▶ _Task requirements_: Below are the records; locate each line with the word "this" and copy it.

╔══

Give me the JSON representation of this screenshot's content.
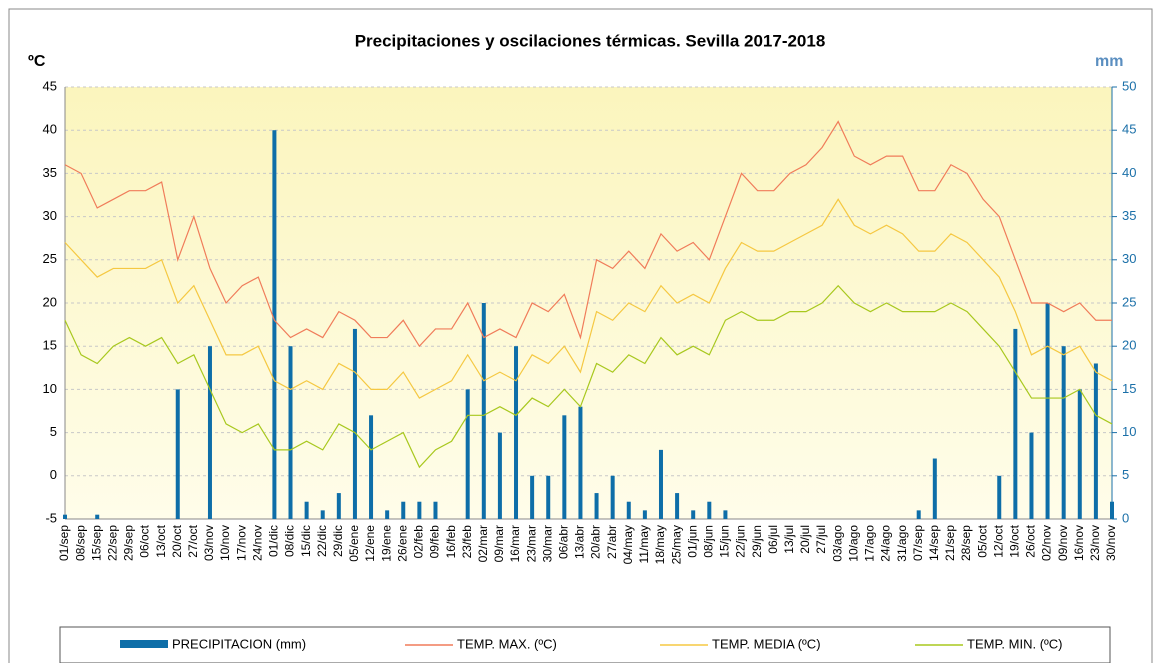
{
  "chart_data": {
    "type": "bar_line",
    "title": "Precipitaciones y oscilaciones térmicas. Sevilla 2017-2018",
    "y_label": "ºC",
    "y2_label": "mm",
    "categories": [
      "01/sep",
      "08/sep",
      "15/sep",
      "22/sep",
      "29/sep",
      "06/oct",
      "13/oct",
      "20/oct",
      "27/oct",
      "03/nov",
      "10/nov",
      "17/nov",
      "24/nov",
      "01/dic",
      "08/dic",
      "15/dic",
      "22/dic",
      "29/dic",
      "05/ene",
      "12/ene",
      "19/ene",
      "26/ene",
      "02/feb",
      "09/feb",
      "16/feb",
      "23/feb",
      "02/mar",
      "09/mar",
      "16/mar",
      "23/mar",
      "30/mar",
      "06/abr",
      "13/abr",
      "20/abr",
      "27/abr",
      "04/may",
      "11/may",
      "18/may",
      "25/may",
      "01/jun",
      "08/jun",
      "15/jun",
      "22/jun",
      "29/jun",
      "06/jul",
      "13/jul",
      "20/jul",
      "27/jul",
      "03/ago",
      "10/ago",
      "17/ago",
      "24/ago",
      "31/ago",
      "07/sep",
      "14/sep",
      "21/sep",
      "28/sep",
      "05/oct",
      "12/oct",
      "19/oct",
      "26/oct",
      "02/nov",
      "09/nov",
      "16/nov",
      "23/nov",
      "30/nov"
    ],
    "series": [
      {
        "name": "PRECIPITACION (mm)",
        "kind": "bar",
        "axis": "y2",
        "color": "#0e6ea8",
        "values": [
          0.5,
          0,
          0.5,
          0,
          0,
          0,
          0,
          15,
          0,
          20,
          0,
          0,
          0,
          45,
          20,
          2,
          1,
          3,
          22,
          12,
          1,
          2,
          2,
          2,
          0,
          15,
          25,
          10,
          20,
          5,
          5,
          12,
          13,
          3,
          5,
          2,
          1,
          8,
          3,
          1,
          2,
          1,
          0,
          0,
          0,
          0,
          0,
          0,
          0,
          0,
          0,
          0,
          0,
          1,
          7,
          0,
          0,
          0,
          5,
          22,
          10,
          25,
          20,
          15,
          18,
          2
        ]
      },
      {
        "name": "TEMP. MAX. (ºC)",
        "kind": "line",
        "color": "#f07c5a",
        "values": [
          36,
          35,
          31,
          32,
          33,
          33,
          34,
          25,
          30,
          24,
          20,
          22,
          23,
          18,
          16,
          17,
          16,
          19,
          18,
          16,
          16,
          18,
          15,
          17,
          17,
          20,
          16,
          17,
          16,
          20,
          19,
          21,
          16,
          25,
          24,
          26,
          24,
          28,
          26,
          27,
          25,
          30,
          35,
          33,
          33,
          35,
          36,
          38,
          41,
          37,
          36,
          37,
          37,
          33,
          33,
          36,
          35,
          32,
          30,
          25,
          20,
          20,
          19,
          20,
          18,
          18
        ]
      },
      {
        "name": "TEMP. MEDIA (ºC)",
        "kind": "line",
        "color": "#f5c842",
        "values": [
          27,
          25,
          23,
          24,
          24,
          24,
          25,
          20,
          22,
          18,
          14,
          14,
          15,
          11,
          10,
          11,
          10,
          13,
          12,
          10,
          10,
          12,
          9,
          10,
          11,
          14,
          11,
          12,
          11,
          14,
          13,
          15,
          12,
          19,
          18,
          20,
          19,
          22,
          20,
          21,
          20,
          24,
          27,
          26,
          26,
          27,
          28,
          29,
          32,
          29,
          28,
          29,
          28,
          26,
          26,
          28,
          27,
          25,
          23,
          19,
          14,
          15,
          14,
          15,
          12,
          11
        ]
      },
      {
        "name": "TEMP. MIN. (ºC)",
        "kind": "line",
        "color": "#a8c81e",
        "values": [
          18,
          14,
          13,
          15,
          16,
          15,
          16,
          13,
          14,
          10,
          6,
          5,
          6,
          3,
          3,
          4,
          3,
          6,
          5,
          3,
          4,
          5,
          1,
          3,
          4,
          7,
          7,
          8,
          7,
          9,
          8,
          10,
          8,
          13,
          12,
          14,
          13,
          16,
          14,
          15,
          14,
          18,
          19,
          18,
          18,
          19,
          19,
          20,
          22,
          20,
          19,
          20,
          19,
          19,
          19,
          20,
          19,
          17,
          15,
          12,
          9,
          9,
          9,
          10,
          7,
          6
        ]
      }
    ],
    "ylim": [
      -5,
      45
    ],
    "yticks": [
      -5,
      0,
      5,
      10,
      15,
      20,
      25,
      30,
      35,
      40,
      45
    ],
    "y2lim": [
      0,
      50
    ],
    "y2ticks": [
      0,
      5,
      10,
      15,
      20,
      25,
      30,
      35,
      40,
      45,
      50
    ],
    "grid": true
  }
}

╚══
╔══

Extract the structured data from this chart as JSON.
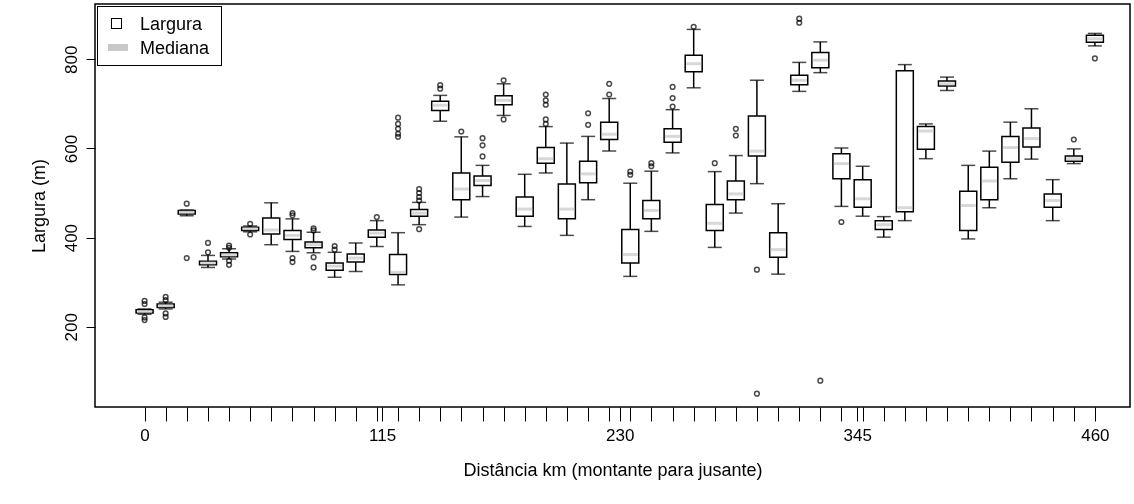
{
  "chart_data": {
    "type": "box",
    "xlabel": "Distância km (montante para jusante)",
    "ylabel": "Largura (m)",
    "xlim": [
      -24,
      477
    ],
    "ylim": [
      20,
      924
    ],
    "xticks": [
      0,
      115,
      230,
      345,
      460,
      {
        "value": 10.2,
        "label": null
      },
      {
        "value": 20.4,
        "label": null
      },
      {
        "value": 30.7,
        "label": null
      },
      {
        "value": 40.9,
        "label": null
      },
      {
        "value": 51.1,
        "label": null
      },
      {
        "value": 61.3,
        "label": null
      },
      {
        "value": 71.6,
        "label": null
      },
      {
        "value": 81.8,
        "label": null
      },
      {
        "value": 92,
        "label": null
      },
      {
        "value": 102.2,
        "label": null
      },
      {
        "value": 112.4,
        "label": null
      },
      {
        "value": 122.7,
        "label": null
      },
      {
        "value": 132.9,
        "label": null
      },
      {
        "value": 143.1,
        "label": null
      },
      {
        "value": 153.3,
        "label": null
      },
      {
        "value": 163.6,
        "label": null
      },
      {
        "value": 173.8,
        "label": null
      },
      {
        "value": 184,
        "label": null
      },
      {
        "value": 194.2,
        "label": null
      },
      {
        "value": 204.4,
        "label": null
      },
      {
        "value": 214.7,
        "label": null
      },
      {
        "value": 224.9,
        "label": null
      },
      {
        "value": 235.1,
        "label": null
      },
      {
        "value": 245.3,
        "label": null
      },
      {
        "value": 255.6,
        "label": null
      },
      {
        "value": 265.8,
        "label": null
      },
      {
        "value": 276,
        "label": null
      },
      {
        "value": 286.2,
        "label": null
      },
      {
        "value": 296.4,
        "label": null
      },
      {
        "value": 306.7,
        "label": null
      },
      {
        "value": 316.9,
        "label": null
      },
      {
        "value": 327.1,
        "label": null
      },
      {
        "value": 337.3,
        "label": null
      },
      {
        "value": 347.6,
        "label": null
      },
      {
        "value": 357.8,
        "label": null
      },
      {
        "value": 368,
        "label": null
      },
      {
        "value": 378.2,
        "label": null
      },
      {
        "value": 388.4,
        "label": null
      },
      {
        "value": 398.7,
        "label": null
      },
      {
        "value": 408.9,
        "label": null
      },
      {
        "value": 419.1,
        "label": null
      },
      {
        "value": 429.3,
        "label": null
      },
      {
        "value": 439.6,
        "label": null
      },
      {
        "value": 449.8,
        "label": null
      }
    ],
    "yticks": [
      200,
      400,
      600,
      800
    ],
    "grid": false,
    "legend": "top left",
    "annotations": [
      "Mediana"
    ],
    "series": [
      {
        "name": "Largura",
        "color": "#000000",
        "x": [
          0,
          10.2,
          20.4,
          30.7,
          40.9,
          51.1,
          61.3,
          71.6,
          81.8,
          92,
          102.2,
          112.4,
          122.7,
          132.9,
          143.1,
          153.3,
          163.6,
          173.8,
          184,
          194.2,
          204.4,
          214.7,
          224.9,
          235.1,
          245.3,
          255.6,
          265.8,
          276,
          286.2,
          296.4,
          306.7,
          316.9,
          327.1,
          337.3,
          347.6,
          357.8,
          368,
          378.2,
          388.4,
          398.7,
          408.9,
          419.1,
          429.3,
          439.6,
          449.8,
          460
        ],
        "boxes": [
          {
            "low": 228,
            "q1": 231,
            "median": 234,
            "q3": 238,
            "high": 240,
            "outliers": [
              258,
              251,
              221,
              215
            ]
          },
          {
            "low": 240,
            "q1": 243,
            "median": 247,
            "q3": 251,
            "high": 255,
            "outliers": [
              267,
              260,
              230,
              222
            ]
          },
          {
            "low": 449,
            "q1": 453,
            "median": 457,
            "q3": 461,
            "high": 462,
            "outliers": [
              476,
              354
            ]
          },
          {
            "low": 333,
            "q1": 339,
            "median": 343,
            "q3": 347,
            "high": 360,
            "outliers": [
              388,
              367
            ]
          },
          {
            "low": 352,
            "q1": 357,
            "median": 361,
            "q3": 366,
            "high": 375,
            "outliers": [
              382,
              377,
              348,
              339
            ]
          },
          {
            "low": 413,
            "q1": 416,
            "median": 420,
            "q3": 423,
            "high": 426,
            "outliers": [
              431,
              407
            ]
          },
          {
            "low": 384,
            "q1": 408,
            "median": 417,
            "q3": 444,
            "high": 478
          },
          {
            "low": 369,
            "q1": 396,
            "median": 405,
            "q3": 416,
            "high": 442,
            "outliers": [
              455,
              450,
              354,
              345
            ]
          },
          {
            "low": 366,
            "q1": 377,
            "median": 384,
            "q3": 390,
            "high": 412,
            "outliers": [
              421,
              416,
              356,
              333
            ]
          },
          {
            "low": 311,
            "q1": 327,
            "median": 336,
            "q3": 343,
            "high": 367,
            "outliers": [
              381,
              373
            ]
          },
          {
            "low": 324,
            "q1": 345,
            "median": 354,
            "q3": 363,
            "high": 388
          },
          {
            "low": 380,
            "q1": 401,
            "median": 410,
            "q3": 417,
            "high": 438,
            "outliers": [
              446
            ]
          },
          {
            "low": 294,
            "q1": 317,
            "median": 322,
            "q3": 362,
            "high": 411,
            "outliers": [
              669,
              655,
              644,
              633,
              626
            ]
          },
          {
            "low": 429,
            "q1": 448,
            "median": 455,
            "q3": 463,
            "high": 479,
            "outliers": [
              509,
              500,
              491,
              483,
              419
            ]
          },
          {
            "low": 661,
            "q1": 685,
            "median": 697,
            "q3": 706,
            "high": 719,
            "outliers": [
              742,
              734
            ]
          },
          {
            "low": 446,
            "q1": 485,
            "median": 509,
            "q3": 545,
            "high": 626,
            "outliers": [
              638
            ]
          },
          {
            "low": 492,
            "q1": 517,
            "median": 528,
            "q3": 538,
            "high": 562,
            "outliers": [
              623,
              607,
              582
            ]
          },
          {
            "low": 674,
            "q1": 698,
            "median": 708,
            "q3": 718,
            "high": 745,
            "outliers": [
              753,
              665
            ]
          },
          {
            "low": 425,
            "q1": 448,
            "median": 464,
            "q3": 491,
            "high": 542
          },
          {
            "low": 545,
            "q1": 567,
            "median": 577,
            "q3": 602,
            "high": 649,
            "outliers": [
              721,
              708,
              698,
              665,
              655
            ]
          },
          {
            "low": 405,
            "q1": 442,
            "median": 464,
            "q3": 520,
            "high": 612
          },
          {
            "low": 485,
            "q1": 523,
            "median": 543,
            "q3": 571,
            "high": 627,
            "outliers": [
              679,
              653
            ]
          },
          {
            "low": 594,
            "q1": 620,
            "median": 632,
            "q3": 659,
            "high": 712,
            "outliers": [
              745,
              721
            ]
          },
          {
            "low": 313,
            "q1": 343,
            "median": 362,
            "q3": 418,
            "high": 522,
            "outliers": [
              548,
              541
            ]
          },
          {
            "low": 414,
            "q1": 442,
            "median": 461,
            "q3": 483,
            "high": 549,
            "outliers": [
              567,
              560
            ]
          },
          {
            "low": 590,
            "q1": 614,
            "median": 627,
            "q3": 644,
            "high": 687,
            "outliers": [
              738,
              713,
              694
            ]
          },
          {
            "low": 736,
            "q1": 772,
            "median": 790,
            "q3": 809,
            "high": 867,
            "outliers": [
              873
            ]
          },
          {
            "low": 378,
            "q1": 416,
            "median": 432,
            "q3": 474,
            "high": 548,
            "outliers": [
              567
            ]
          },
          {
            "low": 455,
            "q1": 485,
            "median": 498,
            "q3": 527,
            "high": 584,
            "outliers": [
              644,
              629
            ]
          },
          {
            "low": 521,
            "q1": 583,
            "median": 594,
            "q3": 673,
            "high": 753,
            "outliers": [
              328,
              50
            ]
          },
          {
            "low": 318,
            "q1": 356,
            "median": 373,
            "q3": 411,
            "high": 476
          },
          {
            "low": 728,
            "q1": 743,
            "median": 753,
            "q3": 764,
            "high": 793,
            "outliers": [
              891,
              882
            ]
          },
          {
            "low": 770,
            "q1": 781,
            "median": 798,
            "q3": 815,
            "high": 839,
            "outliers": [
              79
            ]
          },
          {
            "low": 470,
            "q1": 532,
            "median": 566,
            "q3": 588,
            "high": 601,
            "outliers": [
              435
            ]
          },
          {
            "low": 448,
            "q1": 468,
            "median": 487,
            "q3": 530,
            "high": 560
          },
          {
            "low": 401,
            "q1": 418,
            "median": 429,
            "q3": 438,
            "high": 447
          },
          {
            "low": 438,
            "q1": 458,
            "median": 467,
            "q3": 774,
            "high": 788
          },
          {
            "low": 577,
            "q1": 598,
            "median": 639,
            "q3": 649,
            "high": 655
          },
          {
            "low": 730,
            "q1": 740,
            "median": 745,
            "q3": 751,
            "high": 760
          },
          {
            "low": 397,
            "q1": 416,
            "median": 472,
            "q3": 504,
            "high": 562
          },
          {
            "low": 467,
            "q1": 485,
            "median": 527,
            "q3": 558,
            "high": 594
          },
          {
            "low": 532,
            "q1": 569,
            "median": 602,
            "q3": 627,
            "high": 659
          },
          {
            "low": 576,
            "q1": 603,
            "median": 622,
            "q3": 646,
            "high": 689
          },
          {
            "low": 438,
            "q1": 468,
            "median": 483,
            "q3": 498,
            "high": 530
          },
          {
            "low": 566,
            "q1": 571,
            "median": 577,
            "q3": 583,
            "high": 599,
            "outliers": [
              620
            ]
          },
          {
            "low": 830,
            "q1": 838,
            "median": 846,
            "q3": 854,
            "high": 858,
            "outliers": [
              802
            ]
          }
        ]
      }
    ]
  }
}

╚══
╔══

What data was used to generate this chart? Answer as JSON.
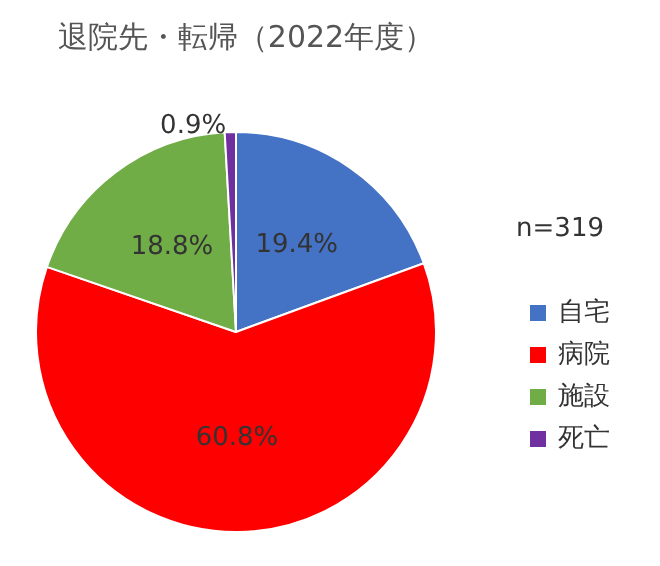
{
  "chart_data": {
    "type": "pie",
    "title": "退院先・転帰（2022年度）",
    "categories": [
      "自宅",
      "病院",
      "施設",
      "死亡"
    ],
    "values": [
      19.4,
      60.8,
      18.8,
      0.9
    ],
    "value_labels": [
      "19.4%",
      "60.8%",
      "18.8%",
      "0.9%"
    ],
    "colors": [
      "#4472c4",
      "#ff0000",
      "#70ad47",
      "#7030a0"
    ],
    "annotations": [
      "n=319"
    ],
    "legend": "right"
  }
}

╚══

▶ _Answer to the exercise_:
Give me the JSON representation of this screenshot's content.
Extract the structured data from this chart as JSON.
What data was used to generate this chart? Answer as JSON.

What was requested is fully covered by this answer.